* What you are asked to do:
Write out the full listing exactly as given, minus the images.

- - -

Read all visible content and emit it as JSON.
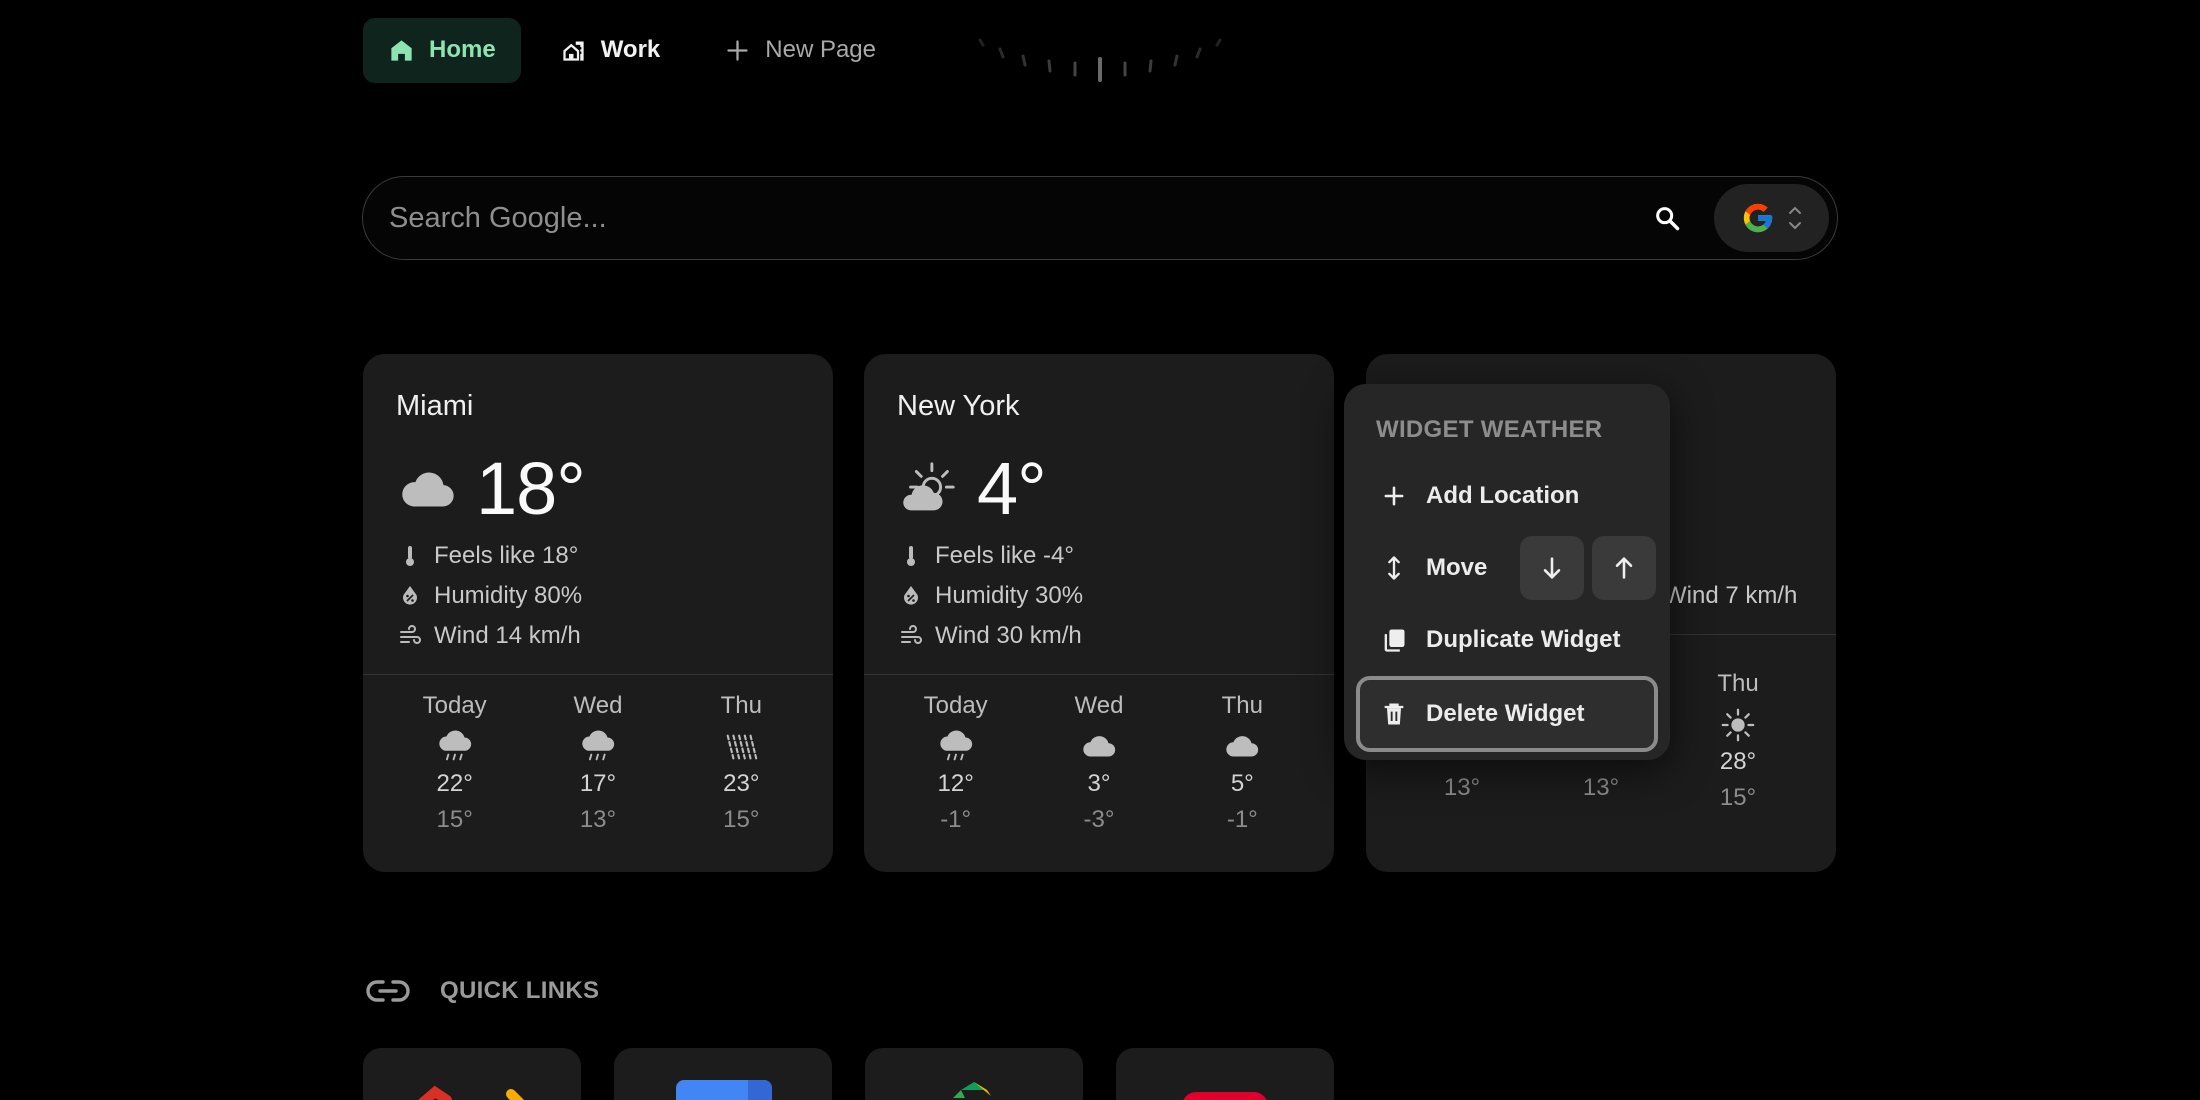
{
  "nav": {
    "tabs": [
      {
        "label": "Home",
        "icon": "home-icon",
        "active": true
      },
      {
        "label": "Work",
        "icon": "building-icon",
        "active": false
      }
    ],
    "new_page_label": "New Page"
  },
  "search": {
    "placeholder": "Search Google...",
    "engine": "Google"
  },
  "weather": [
    {
      "city": "Miami",
      "temp": "18°",
      "condition_icon": "cloud-icon",
      "feels_like": "Feels like 18°",
      "humidity": "Humidity 80%",
      "wind": "Wind 14 km/h",
      "forecast": [
        {
          "day": "Today",
          "icon": "rain-icon",
          "hi": "22°",
          "lo": "15°"
        },
        {
          "day": "Wed",
          "icon": "rain-icon",
          "hi": "17°",
          "lo": "13°"
        },
        {
          "day": "Thu",
          "icon": "heavy-rain-icon",
          "hi": "23°",
          "lo": "15°"
        }
      ]
    },
    {
      "city": "New York",
      "temp": "4°",
      "condition_icon": "partly-sunny-icon",
      "feels_like": "Feels like -4°",
      "humidity": "Humidity 30%",
      "wind": "Wind 30 km/h",
      "forecast": [
        {
          "day": "Today",
          "icon": "rain-icon",
          "hi": "12°",
          "lo": "-1°"
        },
        {
          "day": "Wed",
          "icon": "cloud-icon",
          "hi": "3°",
          "lo": "-3°"
        },
        {
          "day": "Thu",
          "icon": "cloud-icon",
          "hi": "5°",
          "lo": "-1°"
        }
      ]
    },
    {
      "wind": "Wind 7 km/h",
      "forecast": [
        {
          "lo": "13°"
        },
        {
          "lo": "13°"
        },
        {
          "day": "Thu",
          "icon": "sun-icon",
          "hi": "28°",
          "lo": "15°"
        }
      ]
    }
  ],
  "menu": {
    "title": "WIDGET WEATHER",
    "add_location": "Add Location",
    "move": "Move",
    "duplicate": "Duplicate Widget",
    "delete": "Delete Widget"
  },
  "quick_links": {
    "title": "QUICK LINKS"
  },
  "colors": {
    "accent": "#8ee3b3",
    "active_tab_bg": "#0f241c",
    "card_bg": "#1c1c1c",
    "menu_bg": "#262626"
  }
}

- - -

* Completed exercise:
Read all visible content and emit it as JSON.
{
  "nav": {
    "tabs": [
      {
        "label": "Home",
        "icon": "home-icon",
        "active": true
      },
      {
        "label": "Work",
        "icon": "building-icon",
        "active": false
      }
    ],
    "new_page_label": "New Page"
  },
  "search": {
    "placeholder": "Search Google...",
    "engine": "Google"
  },
  "weather": [
    {
      "city": "Miami",
      "temp": "18°",
      "condition_icon": "cloud-icon",
      "feels_like": "Feels like 18°",
      "humidity": "Humidity 80%",
      "wind": "Wind 14 km/h",
      "forecast": [
        {
          "day": "Today",
          "icon": "rain-icon",
          "hi": "22°",
          "lo": "15°"
        },
        {
          "day": "Wed",
          "icon": "rain-icon",
          "hi": "17°",
          "lo": "13°"
        },
        {
          "day": "Thu",
          "icon": "heavy-rain-icon",
          "hi": "23°",
          "lo": "15°"
        }
      ]
    },
    {
      "city": "New York",
      "temp": "4°",
      "condition_icon": "partly-sunny-icon",
      "feels_like": "Feels like -4°",
      "humidity": "Humidity 30%",
      "wind": "Wind 30 km/h",
      "forecast": [
        {
          "day": "Today",
          "icon": "rain-icon",
          "hi": "12°",
          "lo": "-1°"
        },
        {
          "day": "Wed",
          "icon": "cloud-icon",
          "hi": "3°",
          "lo": "-3°"
        },
        {
          "day": "Thu",
          "icon": "cloud-icon",
          "hi": "5°",
          "lo": "-1°"
        }
      ]
    },
    {
      "wind": "Wind 7 km/h",
      "forecast": [
        {
          "lo": "13°"
        },
        {
          "lo": "13°"
        },
        {
          "day": "Thu",
          "icon": "sun-icon",
          "hi": "28°",
          "lo": "15°"
        }
      ]
    }
  ],
  "menu": {
    "title": "WIDGET WEATHER",
    "add_location": "Add Location",
    "move": "Move",
    "duplicate": "Duplicate Widget",
    "delete": "Delete Widget"
  },
  "quick_links": {
    "title": "QUICK LINKS"
  },
  "colors": {
    "accent": "#8ee3b3",
    "active_tab_bg": "#0f241c",
    "card_bg": "#1c1c1c",
    "menu_bg": "#262626"
  }
}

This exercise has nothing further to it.